Task
Without the images, write out the whole listing exactly.

>> BEGIN Records provided

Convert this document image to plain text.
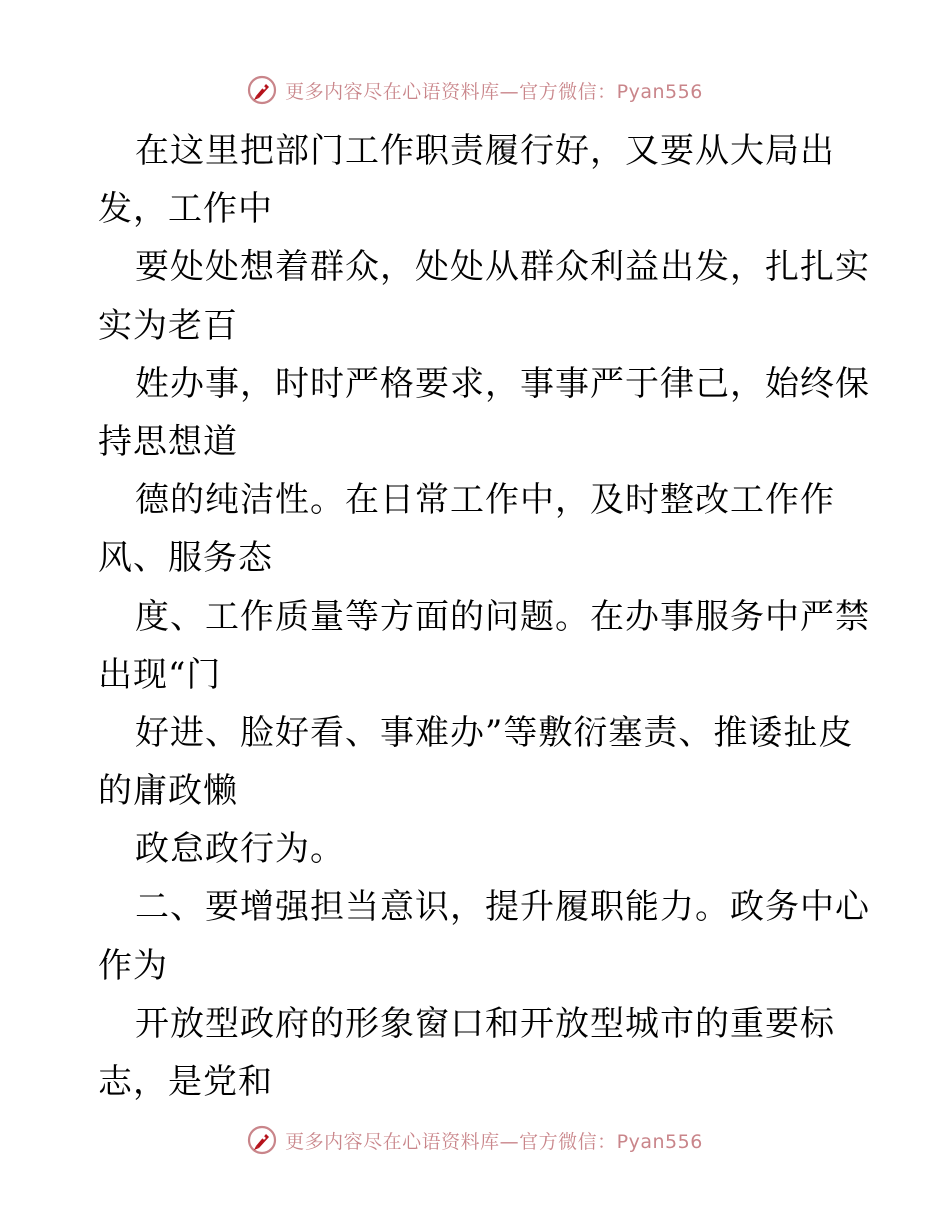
更多内容尽在心语资料库—官方微信：Pyan556
在这里把部门工作职责履行好，又要从大局出
发，工作中
要处处想着群众，处处从群众利益出发，扎扎实
实为老百
姓办事，时时严格要求，事事严于律己，始终保
持思想道
德的纯洁性。在日常工作中，及时整改工作作
风、服务态
度、工作质量等方面的问题。在办事服务中严禁
出现“门
好进、脸好看、事难办”等敷衍塞责、推诿扯皮
的庸政懒
政怠政行为。
二、要增强担当意识，提升履职能力。政务中心
作为
开放型政府的形象窗口和开放型城市的重要标
志，是党和
更多内容尽在心语资料库—官方微信：Pyan556
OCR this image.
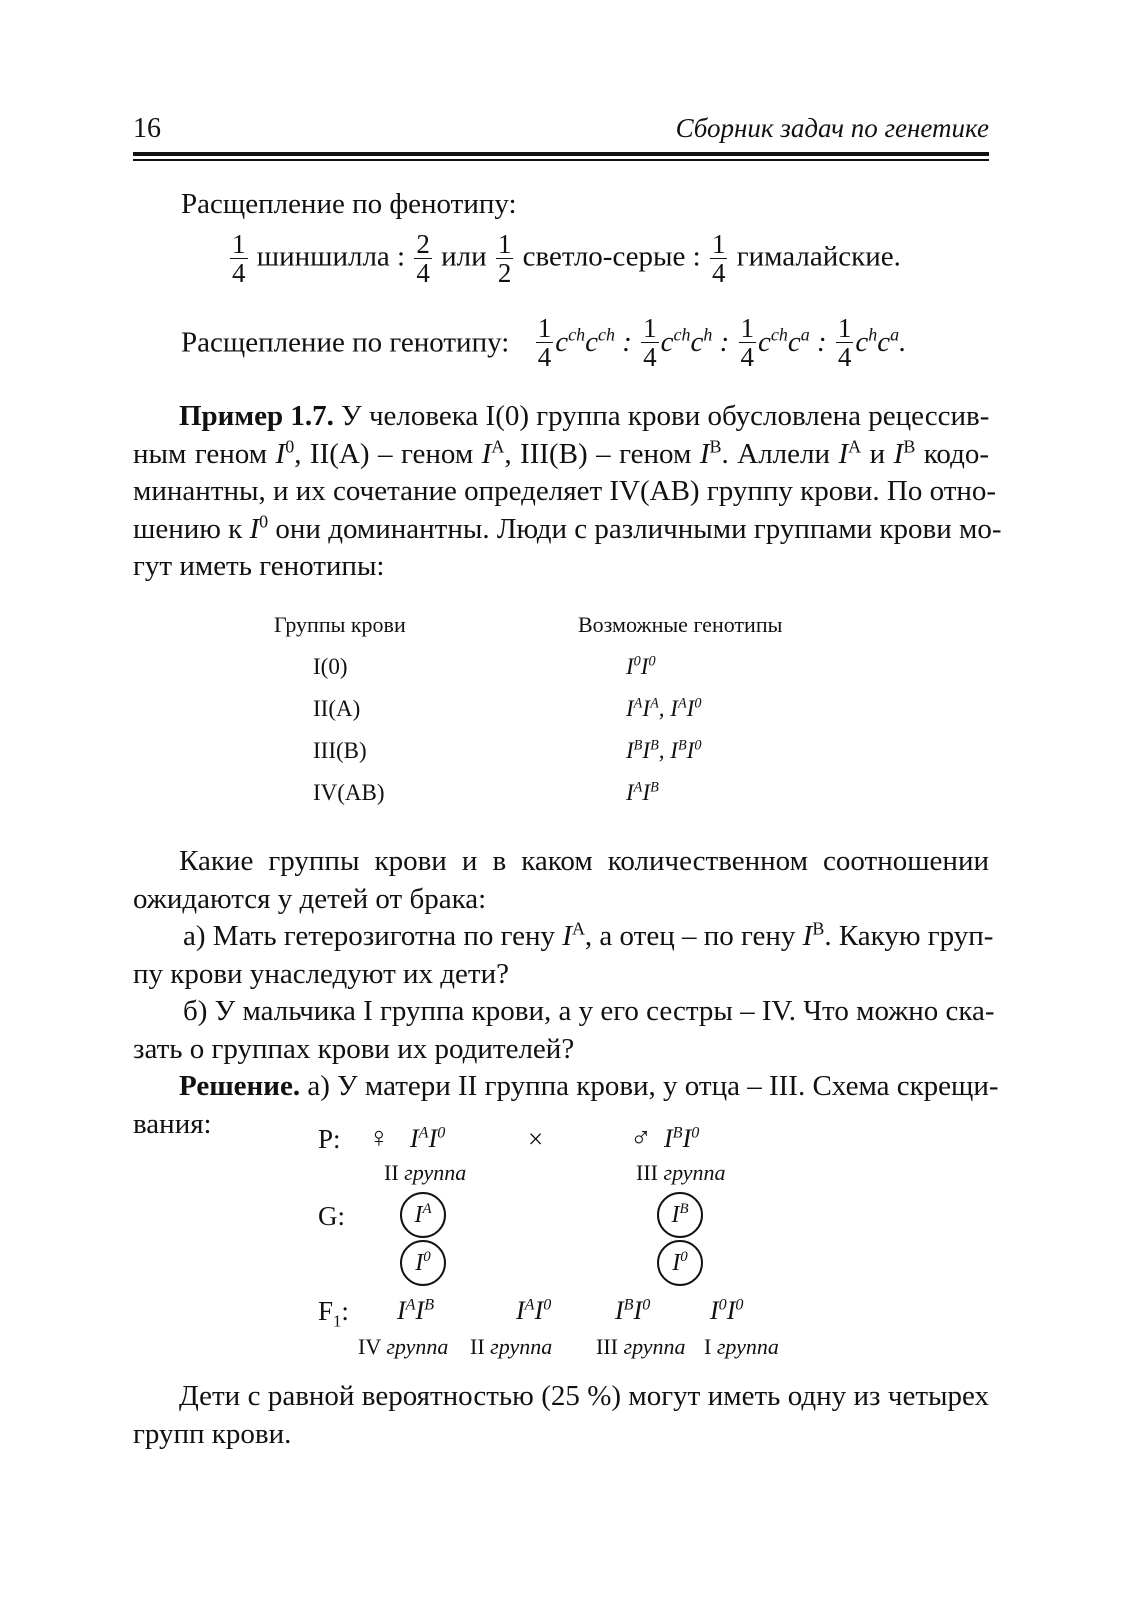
16	Сборник задач по генетике
Расщепление по фенотипу:
$\frac{1}{4}$ шиншилла : $\frac{2}{4}$ или $\frac{1}{2}$ светло-серые : $\frac{1}{4}$ гималайские.
Расщепление по генотипу: $\frac{1}{4} c^{ch}c^{ch}$ : $\frac{1}{4} c^{ch}c^h$ : $\frac{1}{4} c^{ch}c^a$ : $\frac{1}{4} c^hc^a$.
Пример 1.7. У человека I(0) группа крови обусловлена рецессив-
ным геном $I^0$, II(A) – геном $I^A$, III(B) – геном $I^B$. Аллели $I^A$ и $I^B$ кодо-
минантны, и их сочетание определяет IV(AB) группу крови. По отно-
шению к $I^0$ они доминантны. Люди с различными группами крови мо-
гут иметь генотипы:
Группы крови	Возможные генотипы
I(0)	$I^0I^0$
II(A)	$I^AI^A$, $I^AI^0$
III(B)	$I^BI^B$, $I^BI^0$
IV(AB)	$I^AI^B$
Какие группы крови и в каком количественном соотношении
ожидаются у детей от брака:
а) Мать гетерозиготна по гену $I^A$, а отец – по гену $I^B$. Какую груп-
пу крови унаследуют их дети?
б) У мальчика I группа крови, а у его сестры – IV. Что можно ска-
зать о группах крови их родителей?
Решение. а) У матери II группа крови, у отца – III. Схема скрещи-
вания:	P: ♀ $I^AI^0$	×	♂ $I^BI^0$
II группа	III группа
G:	$I^A$	$I^B$
$I^0$	$I^0$
$F_1$: $I^AI^B$	$I^AI^0$ $I^BI^0$ $I^0I^0$
IV группа II группа III группа I группа
Дети с равной вероятностью (25 %) могут иметь одну из четырех
групп крови.
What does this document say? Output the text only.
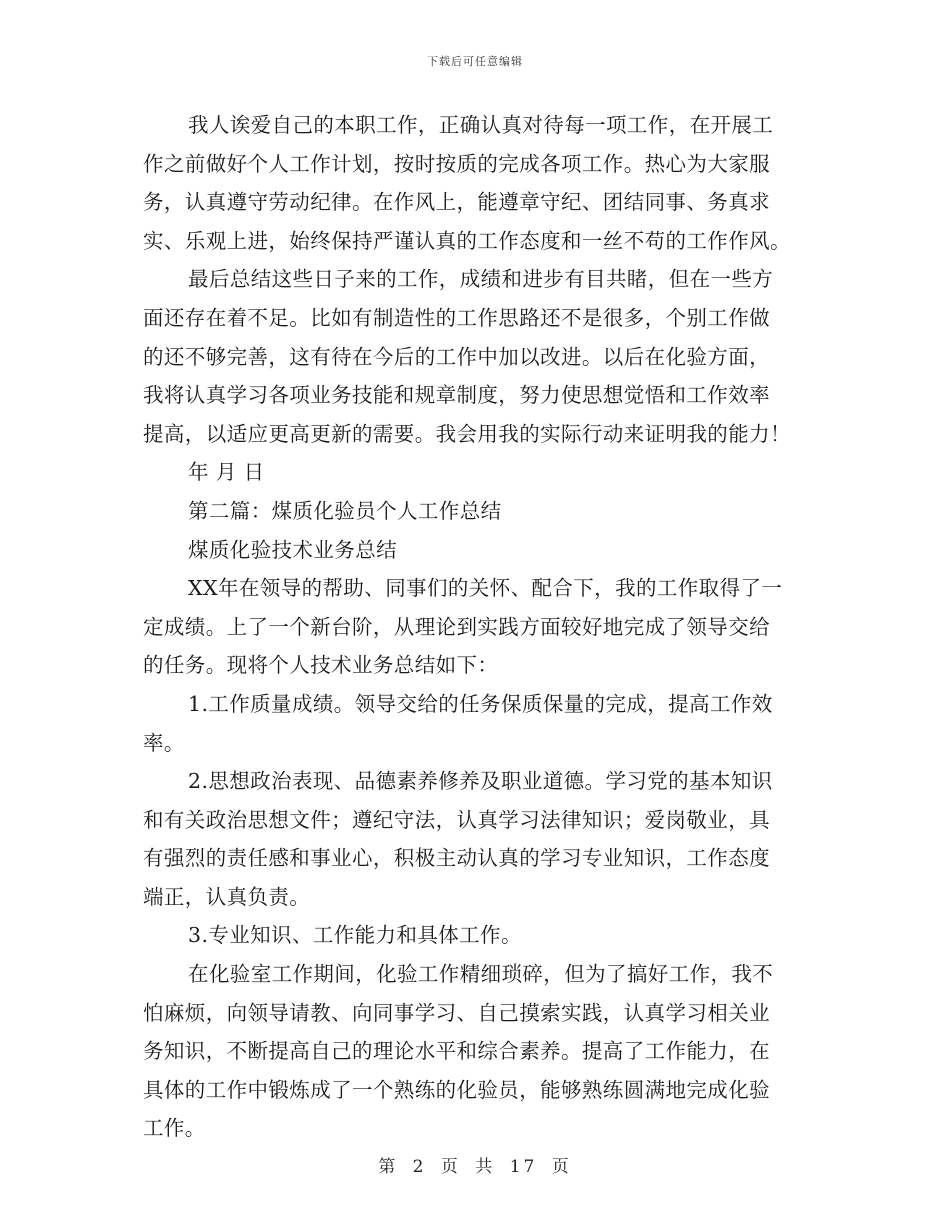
下载后可任意编辑
我人诶爱自己的本职工作，正确认真对待每一项工作，在开展工
作之前做好个人工作计划，按时按质的完成各项工作。热心为大家服
务，认真遵守劳动纪律。在作风上，能遵章守纪、团结同事、务真求
实、乐观上进，始终保持严谨认真的工作态度和一丝不苟的工作作风。
最后总结这些日子来的工作，成绩和进步有目共睹，但在一些方
面还存在着不足。比如有制造性的工作思路还不是很多，个别工作做
的还不够完善，这有待在今后的工作中加以改进。以后在化验方面，
我将认真学习各项业务技能和规章制度，努力使思想觉悟和工作效率
提高，以适应更高更新的需要。我会用我的实际行动来证明我的能力！
年 月 日
第二篇：煤质化验员个人工作总结
煤质化验技术业务总结
XX年在领导的帮助、同事们的关怀、配合下，我的工作取得了一
定成绩。上了一个新台阶，从理论到实践方面较好地完成了领导交给
的任务。现将个人技术业务总结如下：
1.工作质量成绩。领导交给的任务保质保量的完成，提高工作效
率。
2.思想政治表现、品德素养修养及职业道德。学习党的基本知识
和有关政治思想文件；遵纪守法，认真学习法律知识；爱岗敬业，具
有强烈的责任感和事业心，积极主动认真的学习专业知识，工作态度
端正，认真负责。
3.专业知识、工作能力和具体工作。
在化验室工作期间，化验工作精细琐碎，但为了搞好工作，我不
怕麻烦，向领导请教、向同事学习、自己摸索实践，认真学习相关业
务知识，不断提高自己的理论水平和综合素养。提高了工作能力，在
具体的工作中锻炼成了一个熟练的化验员，能够熟练圆满地完成化验
工作。
第 2 页 共 17 页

>> END Records provided

Result
Convert this document image to plain text.
更多内容尽在心语资料库—官方微信：Pyan556
在这里把部门工作职责履行好，又要从大局出
发，工作中
要处处想着群众，处处从群众利益出发，扎扎实
实为老百
姓办事，时时严格要求，事事严于律己，始终保
持思想道
德的纯洁性。在日常工作中，及时整改工作作
风、服务态
度、工作质量等方面的问题。在办事服务中严禁
出现“门
好进、脸好看、事难办”等敷衍塞责、推诿扯皮
的庸政懒
政怠政行为。
二、要增强担当意识，提升履职能力。政务中心
作为
开放型政府的形象窗口和开放型城市的重要标
志，是党和
更多内容尽在心语资料库—官方微信：Pyan556
OCR this image.
16	Сборник задач по генетике
Расщепление по фенотипу:
$\frac{1}{4}$ шиншилла : $\frac{2}{4}$ или $\frac{1}{2}$ светло-серые : $\frac{1}{4}$ гималайские.
Расщепление по генотипу: $\frac{1}{4} c^{ch}c^{ch}$ : $\frac{1}{4} c^{ch}c^h$ : $\frac{1}{4} c^{ch}c^a$ : $\frac{1}{4} c^hc^a$.
Пример 1.7. У человека I(0) группа крови обусловлена рецессив-
ным геном $I^0$, II(A) – геном $I^A$, III(B) – геном $I^B$. Аллели $I^A$ и $I^B$ кодо-
минантны, и их сочетание определяет IV(AB) группу крови. По отно-
шению к $I^0$ они доминантны. Люди с различными группами крови мо-
гут иметь генотипы:
Группы крови	Возможные генотипы
I(0)	$I^0I^0$
II(A)	$I^AI^A$, $I^AI^0$
III(B)	$I^BI^B$, $I^BI^0$
IV(AB)	$I^AI^B$
Какие группы крови и в каком количественном соотношении
ожидаются у детей от брака:
а) Мать гетерозиготна по гену $I^A$, а отец – по гену $I^B$. Какую груп-
пу крови унаследуют их дети?
б) У мальчика I группа крови, а у его сестры – IV. Что можно ска-
зать о группах крови их родителей?
Решение. а) У матери II группа крови, у отца – III. Схема скрещи-
вания:	P: ♀ $I^AI^0$	×	♂ $I^BI^0$
II группа	III группа
G:	$I^A$	$I^B$
$I^0$	$I^0$
$F_1$: $I^AI^B$	$I^AI^0$ $I^BI^0$ $I^0I^0$
IV группа II группа III группа I группа
Дети с равной вероятностью (25 %) могут иметь одну из четырех
групп крови.
What does this document say? Output the text only.
下载后可任意编辑
我人诶爱自己的本职工作，正确认真对待每一项工作，在开展工
作之前做好个人工作计划，按时按质的完成各项工作。热心为大家服
务，认真遵守劳动纪律。在作风上，能遵章守纪、团结同事、务真求
实、乐观上进，始终保持严谨认真的工作态度和一丝不苟的工作作风。
最后总结这些日子来的工作，成绩和进步有目共睹，但在一些方
面还存在着不足。比如有制造性的工作思路还不是很多，个别工作做
的还不够完善，这有待在今后的工作中加以改进。以后在化验方面，
我将认真学习各项业务技能和规章制度，努力使思想觉悟和工作效率
提高，以适应更高更新的需要。我会用我的实际行动来证明我的能力！
年 月 日
第二篇：煤质化验员个人工作总结
煤质化验技术业务总结
XX年在领导的帮助、同事们的关怀、配合下，我的工作取得了一
定成绩。上了一个新台阶，从理论到实践方面较好地完成了领导交给
的任务。现将个人技术业务总结如下：
1.工作质量成绩。领导交给的任务保质保量的完成，提高工作效
率。
2.思想政治表现、品德素养修养及职业道德。学习党的基本知识
和有关政治思想文件；遵纪守法，认真学习法律知识；爱岗敬业，具
有强烈的责任感和事业心，积极主动认真的学习专业知识，工作态度
端正，认真负责。
3.专业知识、工作能力和具体工作。
在化验室工作期间，化验工作精细琐碎，但为了搞好工作，我不
怕麻烦，向领导请教、向同事学习、自己摸索实践，认真学习相关业
务知识，不断提高自己的理论水平和综合素养。提高了工作能力，在
具体的工作中锻炼成了一个熟练的化验员，能够熟练圆满地完成化验
工作。
第 2 页 共 17 页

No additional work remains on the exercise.